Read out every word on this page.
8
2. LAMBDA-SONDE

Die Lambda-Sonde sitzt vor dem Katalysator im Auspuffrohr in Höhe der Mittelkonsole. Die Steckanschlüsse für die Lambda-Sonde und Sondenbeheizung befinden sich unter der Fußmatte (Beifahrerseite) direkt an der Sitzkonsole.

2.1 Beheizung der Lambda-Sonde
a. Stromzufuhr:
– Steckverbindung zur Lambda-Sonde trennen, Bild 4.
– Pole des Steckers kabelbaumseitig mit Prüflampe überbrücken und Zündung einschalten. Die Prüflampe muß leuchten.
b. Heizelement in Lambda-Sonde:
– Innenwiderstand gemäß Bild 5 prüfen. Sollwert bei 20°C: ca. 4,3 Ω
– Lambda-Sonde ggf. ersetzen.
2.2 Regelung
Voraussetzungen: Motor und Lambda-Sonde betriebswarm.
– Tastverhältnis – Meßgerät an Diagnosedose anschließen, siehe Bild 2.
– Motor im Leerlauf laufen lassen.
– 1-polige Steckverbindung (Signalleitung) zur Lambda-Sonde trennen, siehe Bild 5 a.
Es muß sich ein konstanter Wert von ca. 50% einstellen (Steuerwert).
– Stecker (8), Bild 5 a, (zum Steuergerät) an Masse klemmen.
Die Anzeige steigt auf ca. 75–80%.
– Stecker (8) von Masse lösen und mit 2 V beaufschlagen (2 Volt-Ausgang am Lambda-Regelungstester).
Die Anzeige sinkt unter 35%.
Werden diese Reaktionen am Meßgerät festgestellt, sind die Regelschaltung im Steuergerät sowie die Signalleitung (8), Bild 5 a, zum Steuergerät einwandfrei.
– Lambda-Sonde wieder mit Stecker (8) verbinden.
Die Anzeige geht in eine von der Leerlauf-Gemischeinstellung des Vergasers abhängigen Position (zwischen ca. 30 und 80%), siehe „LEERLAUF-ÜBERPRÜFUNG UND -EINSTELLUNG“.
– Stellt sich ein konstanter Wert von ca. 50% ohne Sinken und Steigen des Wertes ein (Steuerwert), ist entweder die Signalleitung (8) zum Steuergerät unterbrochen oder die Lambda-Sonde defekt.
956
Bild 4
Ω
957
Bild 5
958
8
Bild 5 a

▸ Exercise task
Print out all the entries precisely as written.

▸ Output for this task
Read out every word on this page.
8
2. LAMBDA-SONDE

Die Lambda-Sonde sitzt vor dem Katalysator im Auspuffrohr in Höhe der Mittelkonsole. Die Steckanschlüsse für die Lambda-Sonde und Sondenbeheizung befinden sich unter der Fußmatte (Beifahrerseite) direkt an der Sitzkonsole.

2.1 Beheizung der Lambda-Sonde
a. Stromzufuhr:
– Steckverbindung zur Lambda-Sonde trennen, Bild 4.
– Pole des Steckers kabelbaumseitig mit Prüflampe überbrücken und Zündung einschalten. Die Prüflampe muß leuchten.
b. Heizelement in Lambda-Sonde:
– Innenwiderstand gemäß Bild 5 prüfen. Sollwert bei 20°C: ca. 4,3 Ω
– Lambda-Sonde ggf. ersetzen.
2.2 Regelung
Voraussetzungen: Motor und Lambda-Sonde betriebswarm.
– Tastverhältnis – Meßgerät an Diagnosedose anschließen, siehe Bild 2.
– Motor im Leerlauf laufen lassen.
– 1-polige Steckverbindung (Signalleitung) zur Lambda-Sonde trennen, siehe Bild 5 a.
Es muß sich ein konstanter Wert von ca. 50% einstellen (Steuerwert).
– Stecker (8), Bild 5 a, (zum Steuergerät) an Masse klemmen.
Die Anzeige steigt auf ca. 75–80%.
– Stecker (8) von Masse lösen und mit 2 V beaufschlagen (2 Volt-Ausgang am Lambda-Regelungstester).
Die Anzeige sinkt unter 35%.
Werden diese Reaktionen am Meßgerät festgestellt, sind die Regelschaltung im Steuergerät sowie die Signalleitung (8), Bild 5 a, zum Steuergerät einwandfrei.
– Lambda-Sonde wieder mit Stecker (8) verbinden.
Die Anzeige geht in eine von der Leerlauf-Gemischeinstellung des Vergasers abhängigen Position (zwischen ca. 30 und 80%), siehe „LEERLAUF-ÜBERPRÜFUNG UND -EINSTELLUNG“.
– Stellt sich ein konstanter Wert von ca. 50% ohne Sinken und Steigen des Wertes ein (Steuerwert), ist entweder die Signalleitung (8) zum Steuergerät unterbrochen oder die Lambda-Sonde defekt.
956
Bild 4
Ω
957
Bild 5
958
8
Bild 5 a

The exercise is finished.